Supplied data start

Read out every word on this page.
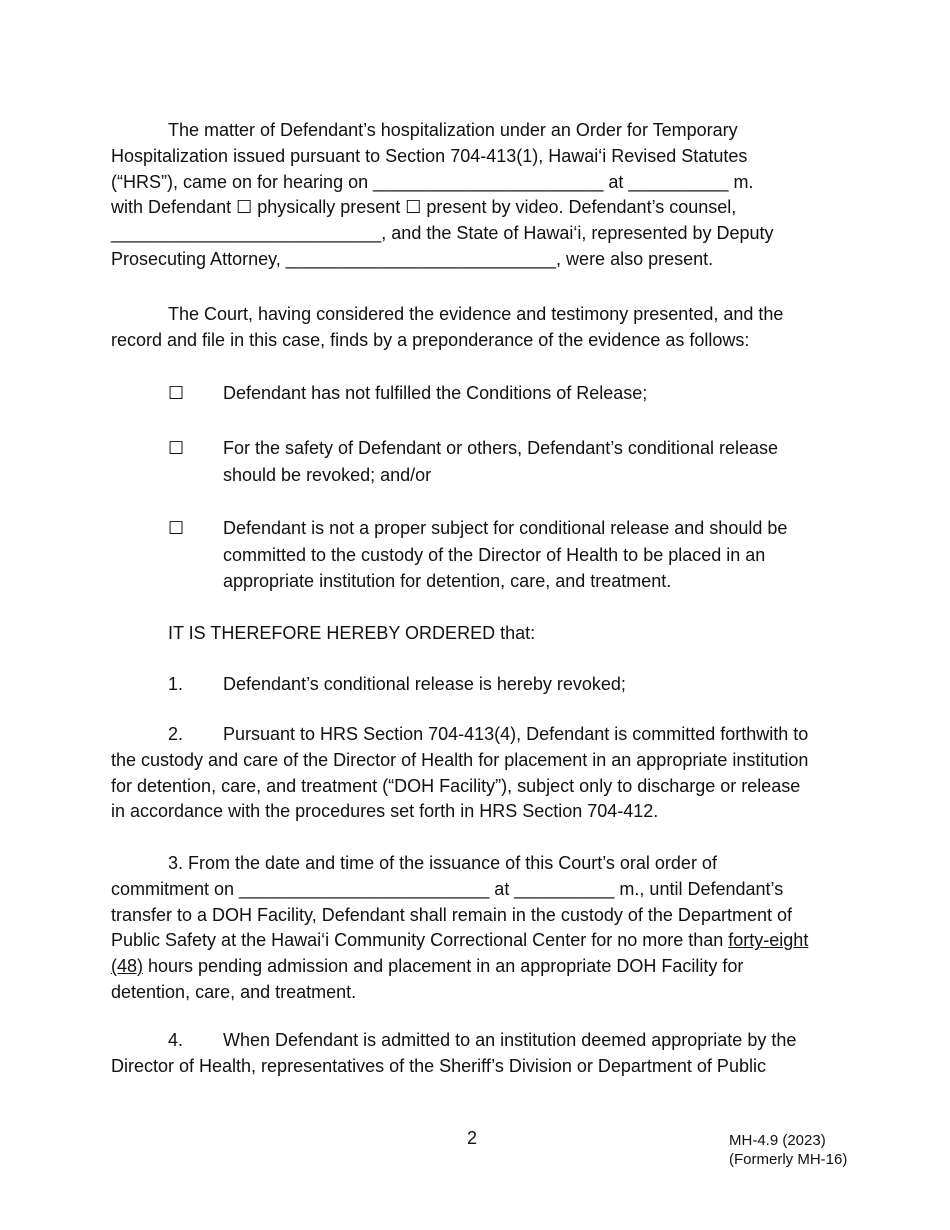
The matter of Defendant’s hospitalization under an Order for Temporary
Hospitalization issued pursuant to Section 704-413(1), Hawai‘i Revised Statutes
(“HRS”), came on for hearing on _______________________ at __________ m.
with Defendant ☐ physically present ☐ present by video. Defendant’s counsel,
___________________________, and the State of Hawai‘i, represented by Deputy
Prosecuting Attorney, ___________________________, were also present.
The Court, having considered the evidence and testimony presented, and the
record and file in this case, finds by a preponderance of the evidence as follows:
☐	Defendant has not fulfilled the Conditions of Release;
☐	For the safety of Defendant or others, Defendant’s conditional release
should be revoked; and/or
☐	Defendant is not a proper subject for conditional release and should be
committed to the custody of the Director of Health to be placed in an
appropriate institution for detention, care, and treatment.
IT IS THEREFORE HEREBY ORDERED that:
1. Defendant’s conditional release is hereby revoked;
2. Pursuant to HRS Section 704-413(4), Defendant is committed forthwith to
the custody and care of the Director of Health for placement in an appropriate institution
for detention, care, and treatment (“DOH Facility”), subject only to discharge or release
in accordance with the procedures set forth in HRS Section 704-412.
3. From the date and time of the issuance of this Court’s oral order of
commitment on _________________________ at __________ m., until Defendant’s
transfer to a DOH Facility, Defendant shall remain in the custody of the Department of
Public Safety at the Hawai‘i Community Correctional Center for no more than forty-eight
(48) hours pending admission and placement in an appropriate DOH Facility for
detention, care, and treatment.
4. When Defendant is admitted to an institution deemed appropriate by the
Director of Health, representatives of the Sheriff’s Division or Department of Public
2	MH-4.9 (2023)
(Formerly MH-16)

Supplied data end

> **Goal**: Output the material word for word, omitting its pictures.

> **Worked solution**:
Read out every word on this page.
The matter of Defendant’s hospitalization under an Order for Temporary
Hospitalization issued pursuant to Section 704-413(1), Hawai‘i Revised Statutes
(“HRS”), came on for hearing on _______________________ at __________ m.
with Defendant ☐ physically present ☐ present by video. Defendant’s counsel,
___________________________, and the State of Hawai‘i, represented by Deputy
Prosecuting Attorney, ___________________________, were also present.
The Court, having considered the evidence and testimony presented, and the
record and file in this case, finds by a preponderance of the evidence as follows:
☐	Defendant has not fulfilled the Conditions of Release;
☐	For the safety of Defendant or others, Defendant’s conditional release
should be revoked; and/or
☐	Defendant is not a proper subject for conditional release and should be
committed to the custody of the Director of Health to be placed in an
appropriate institution for detention, care, and treatment.
IT IS THEREFORE HEREBY ORDERED that:
1. Defendant’s conditional release is hereby revoked;
2. Pursuant to HRS Section 704-413(4), Defendant is committed forthwith to
the custody and care of the Director of Health for placement in an appropriate institution
for detention, care, and treatment (“DOH Facility”), subject only to discharge or release
in accordance with the procedures set forth in HRS Section 704-412.
3. From the date and time of the issuance of this Court’s oral order of
commitment on _________________________ at __________ m., until Defendant’s
transfer to a DOH Facility, Defendant shall remain in the custody of the Department of
Public Safety at the Hawai‘i Community Correctional Center for no more than forty-eight
(48) hours pending admission and placement in an appropriate DOH Facility for
detention, care, and treatment.
4. When Defendant is admitted to an institution deemed appropriate by the
Director of Health, representatives of the Sheriff’s Division or Department of Public
2	MH-4.9 (2023)
(Formerly MH-16)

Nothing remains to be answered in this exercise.